## What the task asks
Return all lines with the word "name" in them.

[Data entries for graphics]

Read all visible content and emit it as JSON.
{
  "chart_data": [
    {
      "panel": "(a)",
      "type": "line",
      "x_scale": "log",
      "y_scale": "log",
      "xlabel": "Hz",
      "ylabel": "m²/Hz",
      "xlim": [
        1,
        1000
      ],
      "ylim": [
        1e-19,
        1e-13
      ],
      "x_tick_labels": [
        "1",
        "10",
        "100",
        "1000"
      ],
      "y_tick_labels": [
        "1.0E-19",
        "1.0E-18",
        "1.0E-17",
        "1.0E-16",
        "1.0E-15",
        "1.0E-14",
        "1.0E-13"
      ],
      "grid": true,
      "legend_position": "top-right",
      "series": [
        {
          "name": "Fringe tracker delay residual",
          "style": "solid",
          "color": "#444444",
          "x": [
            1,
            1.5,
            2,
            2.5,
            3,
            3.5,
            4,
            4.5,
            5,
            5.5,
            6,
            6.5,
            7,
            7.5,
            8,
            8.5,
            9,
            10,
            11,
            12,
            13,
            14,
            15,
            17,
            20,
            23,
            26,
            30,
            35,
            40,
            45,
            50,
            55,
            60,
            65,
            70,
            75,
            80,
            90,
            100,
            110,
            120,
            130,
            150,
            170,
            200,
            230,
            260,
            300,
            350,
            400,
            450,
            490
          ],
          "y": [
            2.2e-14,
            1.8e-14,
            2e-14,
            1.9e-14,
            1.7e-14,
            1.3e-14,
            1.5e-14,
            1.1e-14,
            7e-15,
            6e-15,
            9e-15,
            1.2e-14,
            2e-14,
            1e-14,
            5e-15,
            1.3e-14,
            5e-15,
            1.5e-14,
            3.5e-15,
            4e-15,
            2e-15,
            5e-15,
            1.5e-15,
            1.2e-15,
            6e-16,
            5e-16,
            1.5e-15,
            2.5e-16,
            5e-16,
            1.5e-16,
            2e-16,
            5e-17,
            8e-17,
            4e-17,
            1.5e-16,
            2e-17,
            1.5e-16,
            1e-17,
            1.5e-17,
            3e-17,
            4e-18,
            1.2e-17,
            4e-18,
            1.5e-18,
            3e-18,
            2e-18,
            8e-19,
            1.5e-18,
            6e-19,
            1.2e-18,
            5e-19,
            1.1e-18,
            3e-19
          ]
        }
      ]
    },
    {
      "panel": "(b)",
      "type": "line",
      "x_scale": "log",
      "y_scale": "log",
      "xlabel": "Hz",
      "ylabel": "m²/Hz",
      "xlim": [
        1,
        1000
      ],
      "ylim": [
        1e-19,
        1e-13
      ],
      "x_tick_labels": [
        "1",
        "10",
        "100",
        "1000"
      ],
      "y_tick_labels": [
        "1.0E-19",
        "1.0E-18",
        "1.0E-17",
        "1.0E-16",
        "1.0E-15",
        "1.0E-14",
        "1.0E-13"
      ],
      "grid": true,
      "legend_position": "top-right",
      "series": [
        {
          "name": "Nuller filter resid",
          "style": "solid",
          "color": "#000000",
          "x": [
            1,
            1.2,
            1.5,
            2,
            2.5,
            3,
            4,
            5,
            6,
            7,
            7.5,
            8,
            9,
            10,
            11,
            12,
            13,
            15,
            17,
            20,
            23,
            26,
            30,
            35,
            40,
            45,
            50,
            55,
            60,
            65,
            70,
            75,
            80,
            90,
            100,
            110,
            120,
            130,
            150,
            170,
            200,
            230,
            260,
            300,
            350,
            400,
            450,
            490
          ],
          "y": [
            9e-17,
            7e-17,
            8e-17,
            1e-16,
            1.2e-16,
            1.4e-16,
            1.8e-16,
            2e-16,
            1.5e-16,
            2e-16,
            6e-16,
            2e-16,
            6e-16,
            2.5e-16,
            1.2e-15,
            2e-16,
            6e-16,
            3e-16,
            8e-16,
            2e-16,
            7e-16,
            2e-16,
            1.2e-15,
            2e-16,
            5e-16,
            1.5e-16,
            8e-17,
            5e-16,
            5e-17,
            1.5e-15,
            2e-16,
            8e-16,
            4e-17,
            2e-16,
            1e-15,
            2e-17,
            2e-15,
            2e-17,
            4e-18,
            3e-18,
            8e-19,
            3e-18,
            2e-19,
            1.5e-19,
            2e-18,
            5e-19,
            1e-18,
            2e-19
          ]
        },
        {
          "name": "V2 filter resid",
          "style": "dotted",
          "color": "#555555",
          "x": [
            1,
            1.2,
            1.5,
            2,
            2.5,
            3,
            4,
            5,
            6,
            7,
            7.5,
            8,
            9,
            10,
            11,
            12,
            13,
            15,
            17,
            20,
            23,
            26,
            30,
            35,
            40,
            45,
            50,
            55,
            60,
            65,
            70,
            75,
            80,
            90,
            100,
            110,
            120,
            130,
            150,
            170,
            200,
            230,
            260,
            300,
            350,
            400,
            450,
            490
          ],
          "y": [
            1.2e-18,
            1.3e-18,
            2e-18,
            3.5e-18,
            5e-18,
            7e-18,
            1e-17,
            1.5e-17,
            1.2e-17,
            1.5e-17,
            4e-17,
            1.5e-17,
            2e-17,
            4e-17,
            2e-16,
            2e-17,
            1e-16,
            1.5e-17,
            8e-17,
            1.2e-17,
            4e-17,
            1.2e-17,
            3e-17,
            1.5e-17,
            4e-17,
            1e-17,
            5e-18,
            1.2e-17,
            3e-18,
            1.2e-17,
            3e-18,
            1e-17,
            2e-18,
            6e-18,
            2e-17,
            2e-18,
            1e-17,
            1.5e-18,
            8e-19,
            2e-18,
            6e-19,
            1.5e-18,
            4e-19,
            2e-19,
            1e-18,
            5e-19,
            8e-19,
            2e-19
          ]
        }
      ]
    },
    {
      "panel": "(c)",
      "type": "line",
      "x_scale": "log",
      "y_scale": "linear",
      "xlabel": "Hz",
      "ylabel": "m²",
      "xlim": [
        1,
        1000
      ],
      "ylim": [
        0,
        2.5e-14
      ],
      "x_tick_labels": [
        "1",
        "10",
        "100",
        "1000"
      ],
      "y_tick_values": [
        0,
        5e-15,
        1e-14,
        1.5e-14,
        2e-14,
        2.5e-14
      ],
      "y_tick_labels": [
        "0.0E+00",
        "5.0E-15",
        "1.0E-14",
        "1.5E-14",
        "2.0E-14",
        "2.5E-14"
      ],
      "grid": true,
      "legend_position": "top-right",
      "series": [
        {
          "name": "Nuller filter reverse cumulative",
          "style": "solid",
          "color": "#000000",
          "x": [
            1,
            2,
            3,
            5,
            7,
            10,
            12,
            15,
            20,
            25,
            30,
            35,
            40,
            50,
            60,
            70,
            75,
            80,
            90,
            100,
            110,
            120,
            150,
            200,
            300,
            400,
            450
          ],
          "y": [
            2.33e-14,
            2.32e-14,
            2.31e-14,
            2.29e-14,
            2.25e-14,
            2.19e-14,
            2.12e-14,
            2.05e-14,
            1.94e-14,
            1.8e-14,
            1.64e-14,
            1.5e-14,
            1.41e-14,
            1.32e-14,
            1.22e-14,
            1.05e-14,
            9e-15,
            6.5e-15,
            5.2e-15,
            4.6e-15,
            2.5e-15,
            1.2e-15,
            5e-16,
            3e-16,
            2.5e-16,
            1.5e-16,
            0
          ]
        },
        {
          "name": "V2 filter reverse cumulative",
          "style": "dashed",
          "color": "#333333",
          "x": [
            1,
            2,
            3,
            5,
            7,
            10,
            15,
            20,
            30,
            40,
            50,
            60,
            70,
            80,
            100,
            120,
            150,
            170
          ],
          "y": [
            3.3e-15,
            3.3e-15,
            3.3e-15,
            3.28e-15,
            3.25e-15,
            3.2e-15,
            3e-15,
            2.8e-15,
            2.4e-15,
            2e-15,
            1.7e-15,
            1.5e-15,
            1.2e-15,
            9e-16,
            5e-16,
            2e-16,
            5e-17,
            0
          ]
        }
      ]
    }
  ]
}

## Exercise response
          "name": "Fringe tracker delay residual",
          "name": "Nuller filter resid",
          "name": "V2 filter resid",
          "name": "Nuller filter reverse cumulative",
          "name": "V2 filter reverse cumulative",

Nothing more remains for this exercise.